** begin **
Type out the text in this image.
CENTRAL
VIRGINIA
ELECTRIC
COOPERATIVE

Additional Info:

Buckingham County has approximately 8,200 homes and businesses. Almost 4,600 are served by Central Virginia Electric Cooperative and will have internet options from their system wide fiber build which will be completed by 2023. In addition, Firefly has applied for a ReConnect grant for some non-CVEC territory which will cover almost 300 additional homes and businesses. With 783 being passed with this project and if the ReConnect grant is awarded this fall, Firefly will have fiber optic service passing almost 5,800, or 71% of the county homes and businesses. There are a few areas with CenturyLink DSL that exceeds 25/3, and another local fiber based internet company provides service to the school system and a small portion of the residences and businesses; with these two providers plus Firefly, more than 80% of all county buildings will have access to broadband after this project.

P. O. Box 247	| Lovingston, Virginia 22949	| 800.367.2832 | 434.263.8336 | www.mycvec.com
** end **
Goal: Return all of the entries exactly as they were supplied.

Solution to the exercise:
Type out the text in this image.
CENTRAL
VIRGINIA
ELECTRIC
COOPERATIVE

Additional Info:

Buckingham County has approximately 8,200 homes and businesses. Almost 4,600 are served by Central Virginia Electric Cooperative and will have internet options from their system wide fiber build which will be completed by 2023. In addition, Firefly has applied for a ReConnect grant for some non-CVEC territory which will cover almost 300 additional homes and businesses. With 783 being passed with this project and if the ReConnect grant is awarded this fall, Firefly will have fiber optic service passing almost 5,800, or 71% of the county homes and businesses. There are a few areas with CenturyLink DSL that exceeds 25/3, and another local fiber based internet company provides service to the school system and a small portion of the residences and businesses; with these two providers plus Firefly, more than 80% of all county buildings will have access to broadband after this project.

P. O. Box 247	| Lovingston, Virginia 22949	| 800.367.2832 | 434.263.8336 | www.mycvec.com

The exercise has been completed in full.